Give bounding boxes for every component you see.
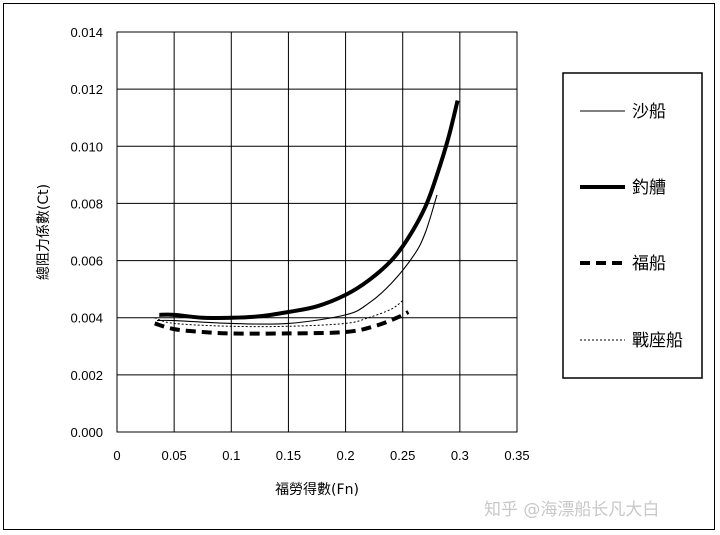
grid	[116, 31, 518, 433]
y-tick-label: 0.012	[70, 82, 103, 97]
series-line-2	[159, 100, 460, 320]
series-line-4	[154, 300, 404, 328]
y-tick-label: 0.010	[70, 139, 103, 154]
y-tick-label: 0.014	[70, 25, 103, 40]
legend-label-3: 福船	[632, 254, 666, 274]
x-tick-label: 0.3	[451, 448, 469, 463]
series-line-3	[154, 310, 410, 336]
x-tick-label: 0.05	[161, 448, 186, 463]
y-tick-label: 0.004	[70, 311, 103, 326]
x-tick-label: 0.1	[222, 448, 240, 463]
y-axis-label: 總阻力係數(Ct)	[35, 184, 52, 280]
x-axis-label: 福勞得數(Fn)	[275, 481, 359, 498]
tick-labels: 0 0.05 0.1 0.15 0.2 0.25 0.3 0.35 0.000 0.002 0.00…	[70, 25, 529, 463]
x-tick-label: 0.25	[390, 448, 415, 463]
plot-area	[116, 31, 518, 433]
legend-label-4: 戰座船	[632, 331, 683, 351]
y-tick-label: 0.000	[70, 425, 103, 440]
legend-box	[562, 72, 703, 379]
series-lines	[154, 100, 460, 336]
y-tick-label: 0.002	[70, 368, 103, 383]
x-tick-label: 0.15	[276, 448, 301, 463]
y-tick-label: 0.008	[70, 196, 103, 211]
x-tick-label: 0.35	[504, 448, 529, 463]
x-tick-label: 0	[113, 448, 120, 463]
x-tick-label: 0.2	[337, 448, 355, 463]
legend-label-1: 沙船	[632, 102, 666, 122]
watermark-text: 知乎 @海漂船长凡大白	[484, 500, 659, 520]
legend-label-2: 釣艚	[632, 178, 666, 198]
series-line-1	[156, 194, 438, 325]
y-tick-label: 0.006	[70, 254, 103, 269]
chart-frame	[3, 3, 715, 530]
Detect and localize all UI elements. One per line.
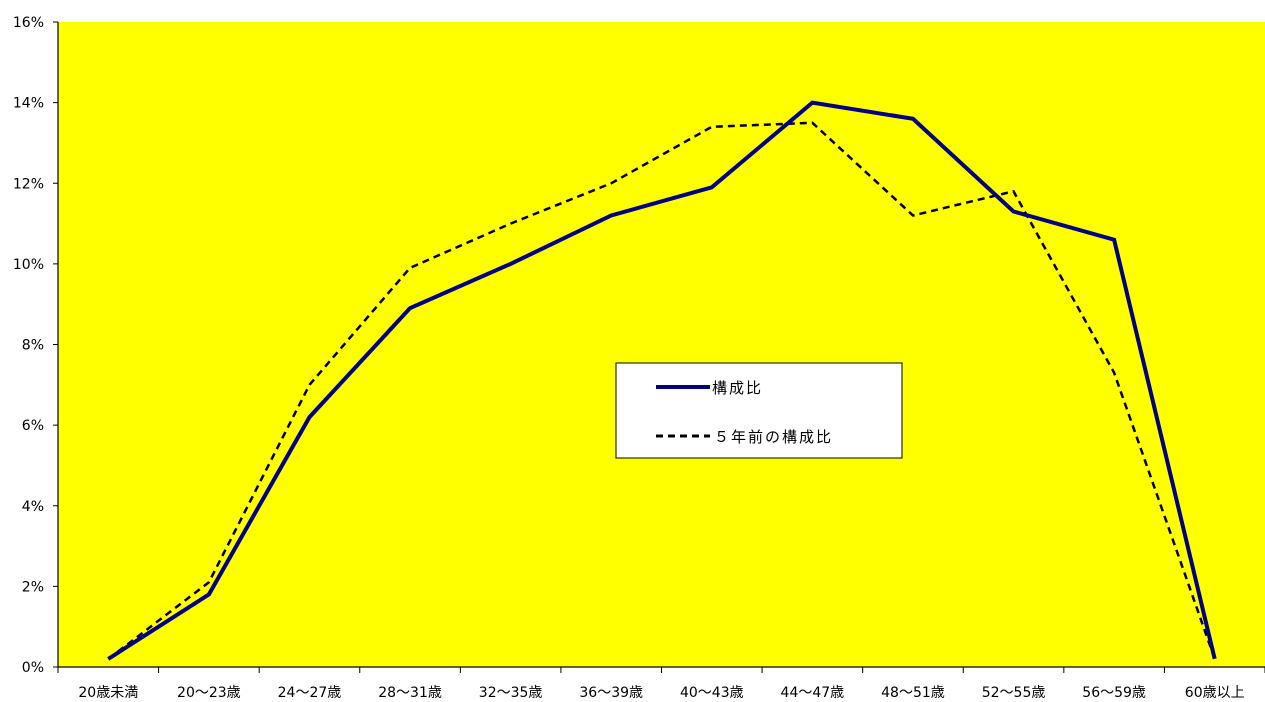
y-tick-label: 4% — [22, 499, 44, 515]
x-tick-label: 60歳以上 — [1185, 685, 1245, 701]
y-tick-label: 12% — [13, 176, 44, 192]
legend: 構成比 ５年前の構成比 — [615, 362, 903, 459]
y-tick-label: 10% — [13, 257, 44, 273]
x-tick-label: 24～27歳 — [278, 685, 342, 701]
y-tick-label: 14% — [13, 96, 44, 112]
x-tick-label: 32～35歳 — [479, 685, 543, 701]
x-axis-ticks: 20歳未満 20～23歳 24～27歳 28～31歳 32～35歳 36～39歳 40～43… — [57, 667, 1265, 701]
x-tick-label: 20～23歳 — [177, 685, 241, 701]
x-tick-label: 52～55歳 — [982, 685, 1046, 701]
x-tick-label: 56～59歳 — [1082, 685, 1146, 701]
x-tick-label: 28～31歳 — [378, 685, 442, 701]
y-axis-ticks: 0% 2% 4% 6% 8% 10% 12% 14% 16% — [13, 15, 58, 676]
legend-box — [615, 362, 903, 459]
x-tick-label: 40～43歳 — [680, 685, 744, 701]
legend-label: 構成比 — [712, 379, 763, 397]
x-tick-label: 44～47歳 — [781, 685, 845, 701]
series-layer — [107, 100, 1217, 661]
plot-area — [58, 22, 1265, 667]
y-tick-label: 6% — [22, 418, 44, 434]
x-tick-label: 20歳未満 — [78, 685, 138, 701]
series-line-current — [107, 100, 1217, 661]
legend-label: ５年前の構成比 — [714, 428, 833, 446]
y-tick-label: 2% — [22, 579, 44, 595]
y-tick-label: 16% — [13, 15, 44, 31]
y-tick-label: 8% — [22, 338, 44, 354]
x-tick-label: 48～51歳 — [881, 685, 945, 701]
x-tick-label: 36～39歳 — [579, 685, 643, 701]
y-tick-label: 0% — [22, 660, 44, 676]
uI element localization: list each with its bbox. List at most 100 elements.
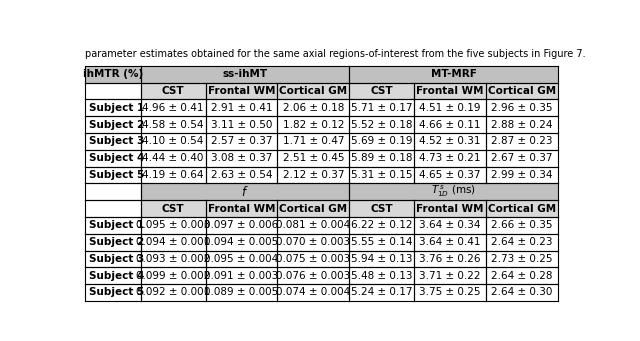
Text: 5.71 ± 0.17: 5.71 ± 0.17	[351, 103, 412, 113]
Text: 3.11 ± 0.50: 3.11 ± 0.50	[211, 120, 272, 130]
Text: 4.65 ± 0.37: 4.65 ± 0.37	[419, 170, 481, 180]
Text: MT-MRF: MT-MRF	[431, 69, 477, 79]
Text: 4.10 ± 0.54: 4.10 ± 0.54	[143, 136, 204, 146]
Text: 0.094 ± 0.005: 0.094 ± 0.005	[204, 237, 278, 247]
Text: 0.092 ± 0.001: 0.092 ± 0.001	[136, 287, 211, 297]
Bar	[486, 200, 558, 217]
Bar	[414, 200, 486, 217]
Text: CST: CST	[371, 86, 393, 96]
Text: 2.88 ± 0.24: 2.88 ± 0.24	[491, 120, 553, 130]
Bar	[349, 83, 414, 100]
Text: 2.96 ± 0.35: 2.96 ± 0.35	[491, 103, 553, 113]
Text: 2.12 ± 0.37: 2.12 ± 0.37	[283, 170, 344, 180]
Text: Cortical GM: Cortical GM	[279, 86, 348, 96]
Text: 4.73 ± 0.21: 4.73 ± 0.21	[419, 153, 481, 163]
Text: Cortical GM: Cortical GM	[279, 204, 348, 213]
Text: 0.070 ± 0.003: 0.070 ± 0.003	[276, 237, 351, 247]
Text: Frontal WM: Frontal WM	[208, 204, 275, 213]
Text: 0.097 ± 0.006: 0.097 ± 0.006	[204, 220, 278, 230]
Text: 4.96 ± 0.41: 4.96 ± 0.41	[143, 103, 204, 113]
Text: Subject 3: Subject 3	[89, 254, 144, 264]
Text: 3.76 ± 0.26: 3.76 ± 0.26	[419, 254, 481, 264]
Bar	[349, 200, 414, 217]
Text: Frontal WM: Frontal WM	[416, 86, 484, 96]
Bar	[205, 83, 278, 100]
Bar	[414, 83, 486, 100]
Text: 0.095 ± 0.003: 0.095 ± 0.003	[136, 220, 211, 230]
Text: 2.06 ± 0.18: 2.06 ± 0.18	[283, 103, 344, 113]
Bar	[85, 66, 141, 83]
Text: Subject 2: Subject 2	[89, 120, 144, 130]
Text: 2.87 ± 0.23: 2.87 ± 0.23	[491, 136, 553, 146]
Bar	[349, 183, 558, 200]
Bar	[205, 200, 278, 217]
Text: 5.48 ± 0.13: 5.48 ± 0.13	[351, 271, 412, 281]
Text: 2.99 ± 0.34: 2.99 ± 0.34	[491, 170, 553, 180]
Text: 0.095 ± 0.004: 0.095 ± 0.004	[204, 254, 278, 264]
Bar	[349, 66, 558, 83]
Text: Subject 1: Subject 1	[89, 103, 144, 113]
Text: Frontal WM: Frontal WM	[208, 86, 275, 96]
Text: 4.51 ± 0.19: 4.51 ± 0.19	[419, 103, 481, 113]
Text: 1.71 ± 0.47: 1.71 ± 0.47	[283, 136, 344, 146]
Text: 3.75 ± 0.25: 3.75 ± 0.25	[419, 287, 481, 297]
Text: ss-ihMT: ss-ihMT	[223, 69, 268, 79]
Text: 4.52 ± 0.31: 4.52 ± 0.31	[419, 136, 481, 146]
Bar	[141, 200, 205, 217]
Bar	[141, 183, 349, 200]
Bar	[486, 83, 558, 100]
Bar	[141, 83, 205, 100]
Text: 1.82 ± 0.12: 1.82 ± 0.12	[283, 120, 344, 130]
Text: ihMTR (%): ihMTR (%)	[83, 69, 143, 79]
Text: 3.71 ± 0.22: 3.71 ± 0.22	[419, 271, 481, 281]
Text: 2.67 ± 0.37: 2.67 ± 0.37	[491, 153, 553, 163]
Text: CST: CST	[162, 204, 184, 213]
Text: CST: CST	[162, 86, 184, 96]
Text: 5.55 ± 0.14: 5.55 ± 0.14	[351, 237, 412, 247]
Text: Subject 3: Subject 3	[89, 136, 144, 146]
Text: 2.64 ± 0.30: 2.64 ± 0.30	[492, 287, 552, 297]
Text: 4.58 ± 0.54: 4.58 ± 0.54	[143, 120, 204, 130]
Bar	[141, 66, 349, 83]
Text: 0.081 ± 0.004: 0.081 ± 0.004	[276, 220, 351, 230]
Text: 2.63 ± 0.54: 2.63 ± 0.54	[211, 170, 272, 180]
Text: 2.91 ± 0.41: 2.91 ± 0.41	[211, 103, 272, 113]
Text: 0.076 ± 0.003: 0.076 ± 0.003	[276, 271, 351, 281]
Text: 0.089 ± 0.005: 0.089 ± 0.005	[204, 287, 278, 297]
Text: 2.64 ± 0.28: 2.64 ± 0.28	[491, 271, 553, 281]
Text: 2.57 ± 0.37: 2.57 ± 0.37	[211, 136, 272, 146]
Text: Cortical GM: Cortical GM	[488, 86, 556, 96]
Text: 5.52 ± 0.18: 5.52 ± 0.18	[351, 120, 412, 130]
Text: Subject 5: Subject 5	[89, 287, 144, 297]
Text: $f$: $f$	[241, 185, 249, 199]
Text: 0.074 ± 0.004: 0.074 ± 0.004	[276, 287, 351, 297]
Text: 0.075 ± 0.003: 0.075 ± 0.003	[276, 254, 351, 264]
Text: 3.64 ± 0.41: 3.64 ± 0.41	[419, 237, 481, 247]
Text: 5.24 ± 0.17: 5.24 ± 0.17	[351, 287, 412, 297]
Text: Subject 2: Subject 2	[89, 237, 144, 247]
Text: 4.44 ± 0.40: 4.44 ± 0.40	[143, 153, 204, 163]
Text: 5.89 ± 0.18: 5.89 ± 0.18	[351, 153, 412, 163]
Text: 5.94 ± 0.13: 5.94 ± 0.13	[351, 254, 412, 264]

### TASK BRIEF
Could you reproduce, unchanged, the lines of the records starting with the line that contains "Text: 5.71 ±" and going on through the line that contains "204, 275, 213]", both of those lines included and nothing else?

### TASK OUTPUT
Text: 5.71 ± 0.17: 5.71 ± 0.17	[351, 103, 412, 113]
Text: 3.11 ± 0.50: 3.11 ± 0.50	[211, 120, 272, 130]
Text: 4.65 ± 0.37: 4.65 ± 0.37	[419, 170, 481, 180]
Text: MT-MRF: MT-MRF	[431, 69, 477, 79]
Text: 4.10 ± 0.54: 4.10 ± 0.54	[143, 136, 204, 146]
Text: 0.094 ± 0.005: 0.094 ± 0.005	[204, 237, 278, 247]
Text: 0.092 ± 0.001: 0.092 ± 0.001	[136, 287, 211, 297]
Bar	[486, 200, 558, 217]
Bar	[414, 200, 486, 217]
Text: CST: CST	[371, 86, 393, 96]
Text: 2.88 ± 0.24: 2.88 ± 0.24	[491, 120, 553, 130]
Bar	[349, 83, 414, 100]
Text: 2.96 ± 0.35: 2.96 ± 0.35	[491, 103, 553, 113]
Text: 2.12 ± 0.37: 2.12 ± 0.37	[283, 170, 344, 180]
Text: Cortical GM: Cortical GM	[279, 86, 348, 96]
Text: 4.73 ± 0.21: 4.73 ± 0.21	[419, 153, 481, 163]
Text: Cortical GM: Cortical GM	[279, 204, 348, 213]
Text: 0.070 ± 0.003: 0.070 ± 0.003	[276, 237, 351, 247]
Text: Frontal WM: Frontal WM	[208, 204, 275, 213]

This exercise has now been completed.